BEGIN Given data

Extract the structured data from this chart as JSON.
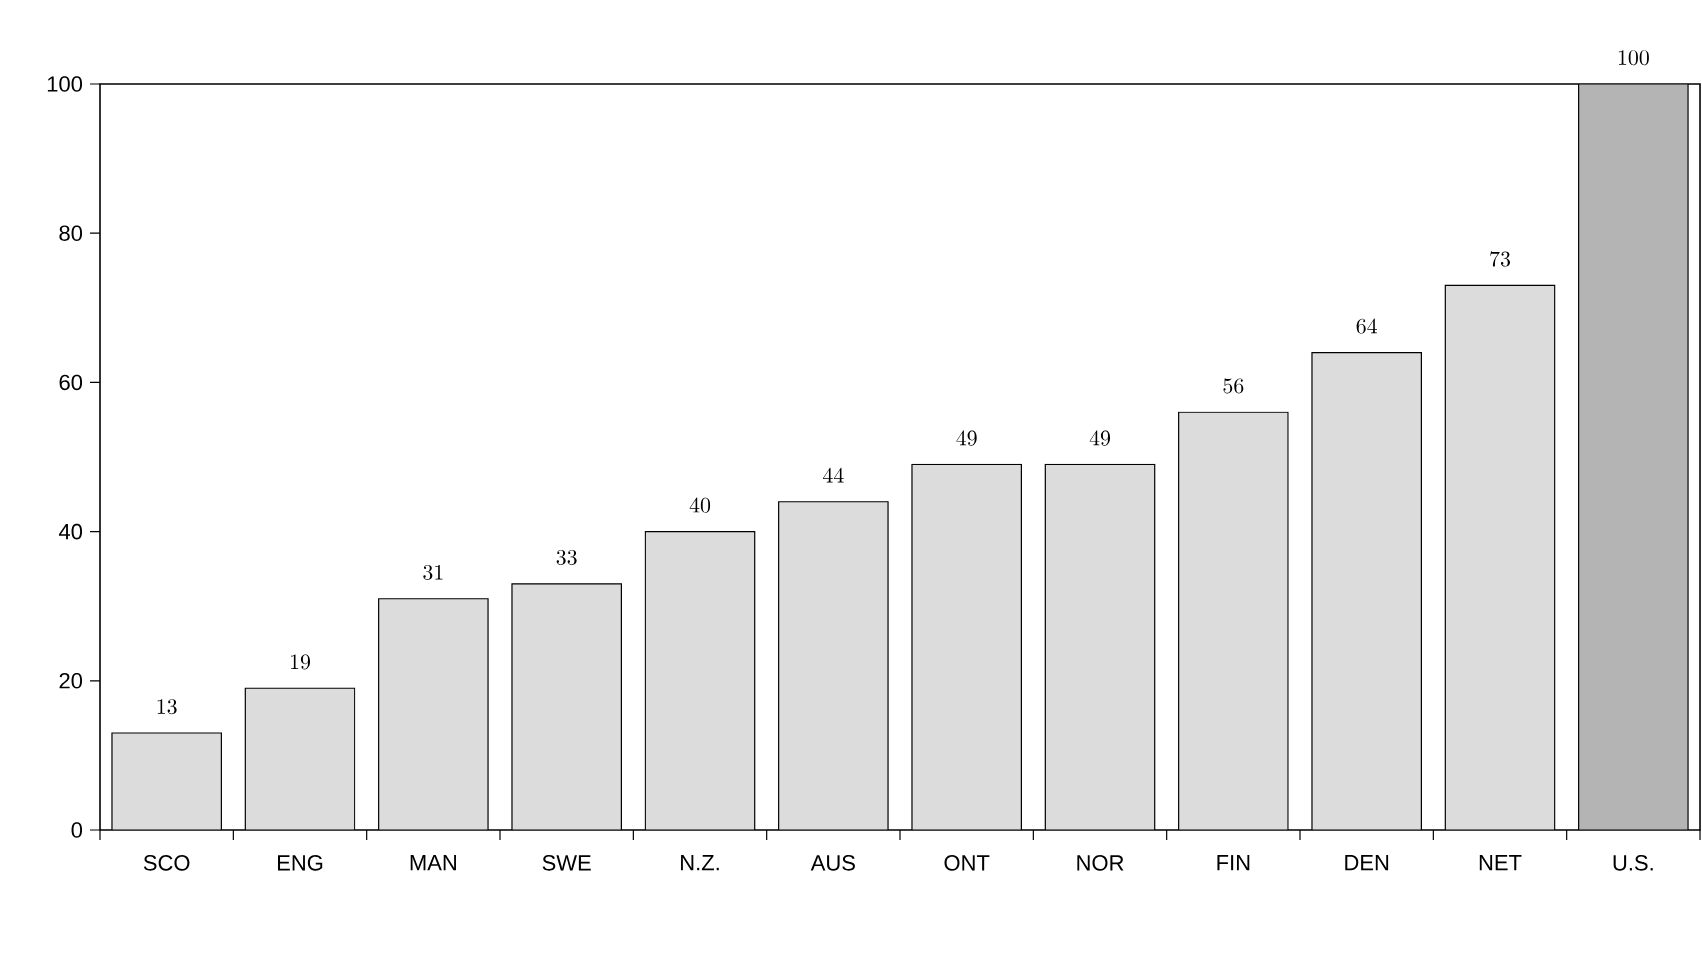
{
  "chart_data": {
    "type": "bar",
    "categories": [
      "SCO",
      "ENG",
      "MAN",
      "SWE",
      "N.Z.",
      "AUS",
      "ONT",
      "NOR",
      "FIN",
      "DEN",
      "NET",
      "U.S."
    ],
    "values": [
      13,
      19,
      31,
      33,
      40,
      44,
      49,
      49,
      56,
      64,
      73,
      100
    ],
    "colors": [
      "#dcdcdc",
      "#dcdcdc",
      "#dcdcdc",
      "#dcdcdc",
      "#dcdcdc",
      "#dcdcdc",
      "#dcdcdc",
      "#dcdcdc",
      "#dcdcdc",
      "#dcdcdc",
      "#dcdcdc",
      "#b4b4b4"
    ],
    "ylim": [
      0,
      100
    ],
    "yticks": [
      0,
      20,
      40,
      60,
      80,
      100
    ],
    "data_labels": true
  }
}
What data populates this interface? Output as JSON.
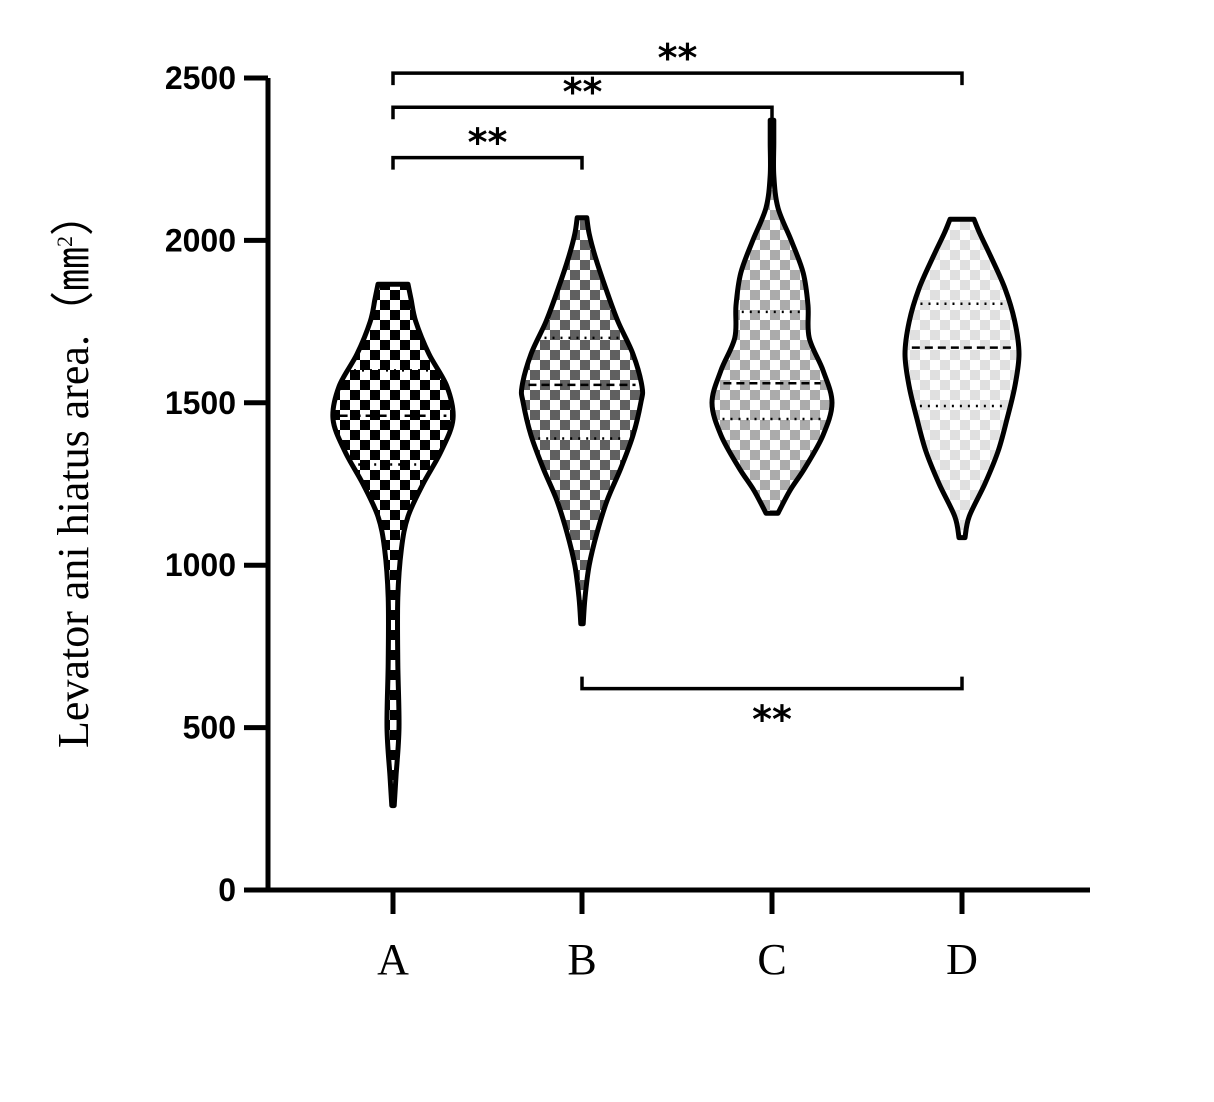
{
  "chart_data": {
    "type": "violin",
    "ylabel": "Levator ani hiatus area.（㎜",
    "ylabel_sup": "2",
    "ylabel_close": "）",
    "ylim": [
      0,
      2500
    ],
    "yticks": [
      0,
      500,
      1000,
      1500,
      2000,
      2500
    ],
    "categories": [
      "A",
      "B",
      "C",
      "D"
    ],
    "grid": false,
    "series": [
      {
        "category": "A",
        "fill": "#000000",
        "fill_opacity": 1.0,
        "min": 260,
        "max": 1865,
        "q1": 1310,
        "median": 1460,
        "q3": 1600,
        "density": [
          [
            260,
            0.02
          ],
          [
            350,
            0.05
          ],
          [
            500,
            0.1
          ],
          [
            700,
            0.08
          ],
          [
            900,
            0.08
          ],
          [
            1050,
            0.14
          ],
          [
            1150,
            0.25
          ],
          [
            1250,
            0.5
          ],
          [
            1350,
            0.8
          ],
          [
            1450,
            1.0
          ],
          [
            1550,
            0.9
          ],
          [
            1650,
            0.6
          ],
          [
            1750,
            0.38
          ],
          [
            1820,
            0.3
          ],
          [
            1865,
            0.25
          ]
        ]
      },
      {
        "category": "B",
        "fill": "#444444",
        "fill_opacity": 0.85,
        "min": 820,
        "max": 2070,
        "q1": 1390,
        "median": 1555,
        "q3": 1700,
        "density": [
          [
            820,
            0.02
          ],
          [
            900,
            0.05
          ],
          [
            1000,
            0.12
          ],
          [
            1100,
            0.25
          ],
          [
            1200,
            0.42
          ],
          [
            1300,
            0.65
          ],
          [
            1400,
            0.85
          ],
          [
            1500,
            0.98
          ],
          [
            1550,
            1.0
          ],
          [
            1650,
            0.85
          ],
          [
            1750,
            0.6
          ],
          [
            1850,
            0.4
          ],
          [
            1950,
            0.22
          ],
          [
            2020,
            0.12
          ],
          [
            2070,
            0.08
          ]
        ]
      },
      {
        "category": "C",
        "fill": "#666666",
        "fill_opacity": 0.55,
        "min": 1160,
        "max": 2370,
        "q1": 1450,
        "median": 1560,
        "q3": 1780,
        "density": [
          [
            1160,
            0.1
          ],
          [
            1230,
            0.3
          ],
          [
            1300,
            0.55
          ],
          [
            1400,
            0.85
          ],
          [
            1500,
            1.0
          ],
          [
            1600,
            0.85
          ],
          [
            1700,
            0.62
          ],
          [
            1800,
            0.6
          ],
          [
            1900,
            0.52
          ],
          [
            2000,
            0.32
          ],
          [
            2100,
            0.1
          ],
          [
            2200,
            0.03
          ],
          [
            2300,
            0.03
          ],
          [
            2370,
            0.03
          ]
        ]
      },
      {
        "category": "D",
        "fill": "#999999",
        "fill_opacity": 0.3,
        "min": 1085,
        "max": 2065,
        "q1": 1490,
        "median": 1670,
        "q3": 1805,
        "density": [
          [
            1085,
            0.05
          ],
          [
            1150,
            0.12
          ],
          [
            1250,
            0.38
          ],
          [
            1350,
            0.6
          ],
          [
            1450,
            0.75
          ],
          [
            1550,
            0.88
          ],
          [
            1650,
            0.95
          ],
          [
            1750,
            0.88
          ],
          [
            1850,
            0.72
          ],
          [
            1950,
            0.48
          ],
          [
            2020,
            0.3
          ],
          [
            2065,
            0.2
          ]
        ]
      }
    ],
    "comparisons": [
      {
        "from": "A",
        "to": "B",
        "y": 2255,
        "label": "**",
        "side": "above"
      },
      {
        "from": "A",
        "to": "C",
        "y": 2410,
        "label": "**",
        "side": "above"
      },
      {
        "from": "A",
        "to": "D",
        "y": 2515,
        "label": "**",
        "side": "above"
      },
      {
        "from": "B",
        "to": "D",
        "y": 620,
        "label": "**",
        "side": "below"
      }
    ]
  }
}
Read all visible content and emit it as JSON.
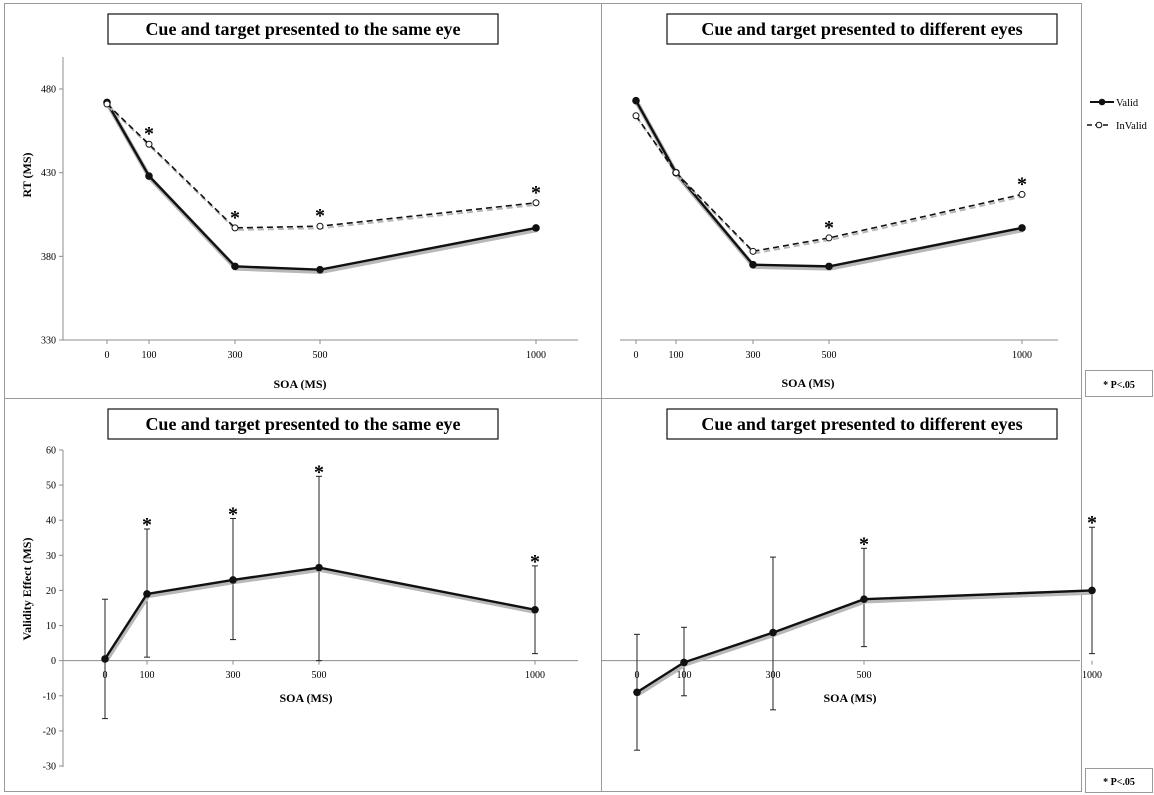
{
  "legend": {
    "valid": "Valid",
    "invalid": "InValid"
  },
  "significance_note": "* P<.05",
  "colors": {
    "line": "#111111",
    "panel_border": "#9a9a9a",
    "axis": "#8c8c8c"
  },
  "chart_data": [
    {
      "type": "line",
      "title": "Cue and target presented to the same eye",
      "xlabel": "SOA (MS)",
      "ylabel": "RT (MS)",
      "ylim": [
        330,
        500
      ],
      "yticks": [
        330,
        380,
        430,
        480
      ],
      "xticks": [
        0,
        100,
        300,
        500,
        1000
      ],
      "series": [
        {
          "name": "Valid",
          "x": [
            0,
            100,
            300,
            500,
            1000
          ],
          "y": [
            472,
            428,
            374,
            372,
            397
          ]
        },
        {
          "name": "InValid",
          "x": [
            0,
            100,
            300,
            500,
            1000
          ],
          "y": [
            471,
            447,
            397,
            398,
            412
          ]
        }
      ],
      "significant_x": [
        100,
        300,
        500,
        1000
      ]
    },
    {
      "type": "line",
      "title": "Cue and target presented to different eyes",
      "xlabel": "SOA (MS)",
      "ylabel": "",
      "ylim": [
        330,
        500
      ],
      "yticks": [],
      "xticks": [
        0,
        100,
        300,
        500,
        1000
      ],
      "series": [
        {
          "name": "Valid",
          "x": [
            0,
            100,
            300,
            500,
            1000
          ],
          "y": [
            473,
            430,
            375,
            374,
            397
          ]
        },
        {
          "name": "InValid",
          "x": [
            0,
            100,
            300,
            500,
            1000
          ],
          "y": [
            464,
            430,
            383,
            391,
            417
          ]
        }
      ],
      "significant_x": [
        500,
        1000
      ]
    },
    {
      "type": "line",
      "title": "Cue and target presented to the same eye",
      "xlabel": "SOA (MS)",
      "ylabel": "Validity Effect (MS)",
      "ylim": [
        -30,
        60
      ],
      "yticks": [
        -30,
        -20,
        -10,
        0,
        10,
        20,
        30,
        40,
        50,
        60
      ],
      "xticks": [
        0,
        100,
        300,
        500,
        1000
      ],
      "series": [
        {
          "x": [
            0,
            100,
            300,
            500,
            1000
          ],
          "y": [
            0.5,
            19,
            23,
            26.5,
            14.5
          ],
          "error_low": [
            -16.5,
            1,
            6,
            0,
            2
          ],
          "error_high": [
            17.5,
            37.5,
            40.5,
            52.5,
            27
          ]
        }
      ],
      "significant_x": [
        100,
        300,
        500,
        1000
      ]
    },
    {
      "type": "line",
      "title": "Cue and target presented to different eyes",
      "xlabel": "SOA (MS)",
      "ylabel": "",
      "ylim": [
        -30,
        60
      ],
      "yticks": [],
      "xticks": [
        0,
        100,
        300,
        500,
        1000
      ],
      "series": [
        {
          "x": [
            0,
            100,
            300,
            500,
            1000
          ],
          "y": [
            -9,
            -0.5,
            8,
            17.5,
            20
          ],
          "error_low": [
            -25.5,
            -10,
            -14,
            4,
            2
          ],
          "error_high": [
            7.5,
            9.5,
            29.5,
            32,
            38
          ]
        }
      ],
      "significant_x": [
        500,
        1000
      ]
    }
  ]
}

END Given data

> **Problem details**: Reproduce each line holding the word "this".

> **Correct output**:
Extract the structured data from this chart as JSON.
What data populates this interface? Output as JSON.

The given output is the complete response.